> Your task
Copy every record exactly, and keep the pictures out.

(Extracts from a graphics dataset)
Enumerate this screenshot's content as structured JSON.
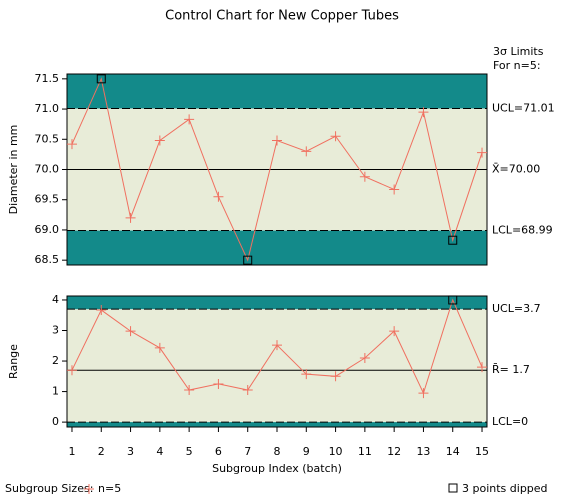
{
  "title": "Control Chart for New Copper Tubes",
  "limits_header": [
    "3σ Limits",
    "For n=5:"
  ],
  "xlabel": "Subgroup Index (batch)",
  "footer": {
    "sizes_label": "Subgroup Sizes:",
    "note": "3 points dipped"
  },
  "chart_data": [
    {
      "type": "line",
      "ylabel": "Diameter in mm",
      "x": [
        1,
        2,
        3,
        4,
        5,
        6,
        7,
        8,
        9,
        10,
        11,
        12,
        13,
        14,
        15
      ],
      "xlim": [
        0.83,
        15.17
      ],
      "ylim": [
        68.42,
        71.58
      ],
      "yticks": [
        {
          "value": 68.5,
          "label": "68.5"
        },
        {
          "value": 69,
          "label": "69.0"
        },
        {
          "value": 69.5,
          "label": "69.5"
        },
        {
          "value": 70,
          "label": "70.0"
        },
        {
          "value": 70.5,
          "label": "70.5"
        },
        {
          "value": 71,
          "label": "71.0"
        },
        {
          "value": 71.5,
          "label": "71.5"
        }
      ],
      "series": [
        {
          "name": "n=5",
          "color": "#f07060",
          "values": [
            70.42,
            71.5,
            69.2,
            70.48,
            70.83,
            69.55,
            68.5,
            70.48,
            70.3,
            70.55,
            69.88,
            69.67,
            70.95,
            68.83,
            70.28
          ]
        }
      ],
      "ucl": {
        "value": 71.01,
        "label": "UCL=71.01"
      },
      "center": {
        "value": 70.0,
        "label": "X̄=70.00"
      },
      "lcl": {
        "value": 68.99,
        "label": "LCL=68.99"
      },
      "zone_color": "#138a8a",
      "inner_color": "#e8ecd8"
    },
    {
      "type": "line",
      "ylabel": "Range",
      "x": [
        1,
        2,
        3,
        4,
        5,
        6,
        7,
        8,
        9,
        10,
        11,
        12,
        13,
        14,
        15
      ],
      "xlim": [
        0.83,
        15.17
      ],
      "xticks": [
        1,
        2,
        3,
        4,
        5,
        6,
        7,
        8,
        9,
        10,
        11,
        12,
        13,
        14,
        15
      ],
      "ylim": [
        -0.16,
        4.13
      ],
      "yticks": [
        0,
        1,
        2,
        3,
        4
      ],
      "series": [
        {
          "color": "#f07060",
          "values": [
            1.7,
            3.67,
            2.98,
            2.43,
            1.05,
            1.25,
            1.05,
            2.52,
            1.57,
            1.5,
            2.1,
            2.98,
            0.95,
            4.0,
            1.8
          ]
        }
      ],
      "ucl": {
        "value": 3.7,
        "label": "UCL=3.7"
      },
      "center": {
        "value": 1.7,
        "label": "R̄= 1.7"
      },
      "lcl": {
        "value": 0,
        "label": "LCL=0"
      },
      "zone_color": "#138a8a",
      "inner_color": "#e8ecd8"
    }
  ]
}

> Output for this task
Enumerate this screenshot's content as structured JSON.
{
  "title": "Control Chart for New Copper Tubes",
  "limits_header": [
    "3σ Limits",
    "For n=5:"
  ],
  "xlabel": "Subgroup Index (batch)",
  "footer": {
    "sizes_label": "Subgroup Sizes:",
    "note": "3 points dipped"
  },
  "chart_data": [
    {
      "type": "line",
      "ylabel": "Diameter in mm",
      "x": [
        1,
        2,
        3,
        4,
        5,
        6,
        7,
        8,
        9,
        10,
        11,
        12,
        13,
        14,
        15
      ],
      "xlim": [
        0.83,
        15.17
      ],
      "ylim": [
        68.42,
        71.58
      ],
      "yticks": [
        {
          "value": 68.5,
          "label": "68.5"
        },
        {
          "value": 69,
          "label": "69.0"
        },
        {
          "value": 69.5,
          "label": "69.5"
        },
        {
          "value": 70,
          "label": "70.0"
        },
        {
          "value": 70.5,
          "label": "70.5"
        },
        {
          "value": 71,
          "label": "71.0"
        },
        {
          "value": 71.5,
          "label": "71.5"
        }
      ],
      "series": [
        {
          "name": "n=5",
          "color": "#f07060",
          "values": [
            70.42,
            71.5,
            69.2,
            70.48,
            70.83,
            69.55,
            68.5,
            70.48,
            70.3,
            70.55,
            69.88,
            69.67,
            70.95,
            68.83,
            70.28
          ]
        }
      ],
      "ucl": {
        "value": 71.01,
        "label": "UCL=71.01"
      },
      "center": {
        "value": 70.0,
        "label": "X̄=70.00"
      },
      "lcl": {
        "value": 68.99,
        "label": "LCL=68.99"
      },
      "zone_color": "#138a8a",
      "inner_color": "#e8ecd8"
    },
    {
      "type": "line",
      "ylabel": "Range",
      "x": [
        1,
        2,
        3,
        4,
        5,
        6,
        7,
        8,
        9,
        10,
        11,
        12,
        13,
        14,
        15
      ],
      "xlim": [
        0.83,
        15.17
      ],
      "xticks": [
        1,
        2,
        3,
        4,
        5,
        6,
        7,
        8,
        9,
        10,
        11,
        12,
        13,
        14,
        15
      ],
      "ylim": [
        -0.16,
        4.13
      ],
      "yticks": [
        0,
        1,
        2,
        3,
        4
      ],
      "series": [
        {
          "color": "#f07060",
          "values": [
            1.7,
            3.67,
            2.98,
            2.43,
            1.05,
            1.25,
            1.05,
            2.52,
            1.57,
            1.5,
            2.1,
            2.98,
            0.95,
            4.0,
            1.8
          ]
        }
      ],
      "ucl": {
        "value": 3.7,
        "label": "UCL=3.7"
      },
      "center": {
        "value": 1.7,
        "label": "R̄= 1.7"
      },
      "lcl": {
        "value": 0,
        "label": "LCL=0"
      },
      "zone_color": "#138a8a",
      "inner_color": "#e8ecd8"
    }
  ]
}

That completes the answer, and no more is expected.